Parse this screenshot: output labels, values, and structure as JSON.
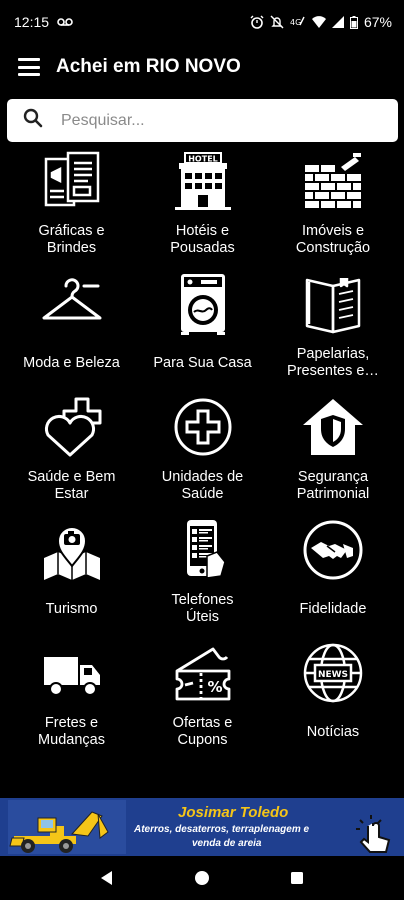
{
  "status": {
    "time": "12:15",
    "battery": "67%"
  },
  "header": {
    "title": "Achei em RIO NOVO"
  },
  "search": {
    "placeholder": "Pesquisar..."
  },
  "categories": [
    {
      "label": "Gráficas e\nBrindes",
      "icon": "printing-brochure-icon"
    },
    {
      "label": "Hotéis e\nPousadas",
      "icon": "hotel-icon"
    },
    {
      "label": "Imóveis e\nConstrução",
      "icon": "brick-wall-icon"
    },
    {
      "label": "Moda e Beleza",
      "icon": "hanger-icon"
    },
    {
      "label": "Para Sua Casa",
      "icon": "washing-machine-icon"
    },
    {
      "label": "Papelarias,\nPresentes e…",
      "icon": "open-book-icon"
    },
    {
      "label": "Saúde e Bem\nEstar",
      "icon": "heart-cross-icon"
    },
    {
      "label": "Unidades de\nSaúde",
      "icon": "medical-cross-icon"
    },
    {
      "label": "Segurança\nPatrimonial",
      "icon": "home-shield-icon"
    },
    {
      "label": "Turismo",
      "icon": "map-camera-icon"
    },
    {
      "label": "Telefones\nÚteis",
      "icon": "phone-directory-icon"
    },
    {
      "label": "Fidelidade",
      "icon": "handshake-icon"
    },
    {
      "label": "Fretes e\nMudanças",
      "icon": "truck-icon"
    },
    {
      "label": "Ofertas e\nCupons",
      "icon": "discount-ticket-icon"
    },
    {
      "label": "Notícias",
      "icon": "news-globe-icon"
    }
  ],
  "banner": {
    "name": "Josimar Toledo",
    "desc_line1": "Aterros, desaterros, terraplenagem e",
    "desc_line2": "venda de areia"
  },
  "colors": {
    "background": "#000000",
    "banner_bg": "#1f3f8f",
    "banner_accent": "#f5c518"
  }
}
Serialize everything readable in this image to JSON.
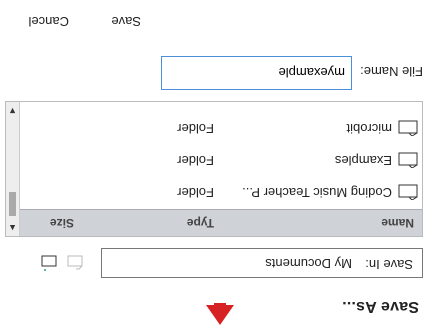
{
  "dialog": {
    "title": "Save As...",
    "save_in_label": "Save In:",
    "save_in_value": "My Documents",
    "toolbar_icons": [
      "new-folder-icon-disabled",
      "new-folder-icon"
    ]
  },
  "file_list": {
    "columns": [
      "Name",
      "Type",
      "Size"
    ],
    "rows": [
      {
        "name": "Coding Music Teacher P...",
        "type": "Folder",
        "icon": "folder-icon"
      },
      {
        "name": "Examples",
        "type": "Folder",
        "icon": "folder-icon"
      },
      {
        "name": "microbit",
        "type": "Folder",
        "icon": "folder-icon"
      }
    ]
  },
  "filename": {
    "label": "File Name:",
    "value": "myexample"
  },
  "buttons": {
    "save": "Save",
    "cancel": "Cancel"
  },
  "colors": {
    "accent": "#4a90d9",
    "arrow": "#d62222",
    "header_bg": "#cfd3d8"
  }
}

########

■ **Your instructions**: Gather, from the listing above, every line carrying the word "title".

■ **Result**:
    "title": "Achei em RIO NOVO"
    "title": "Save As...",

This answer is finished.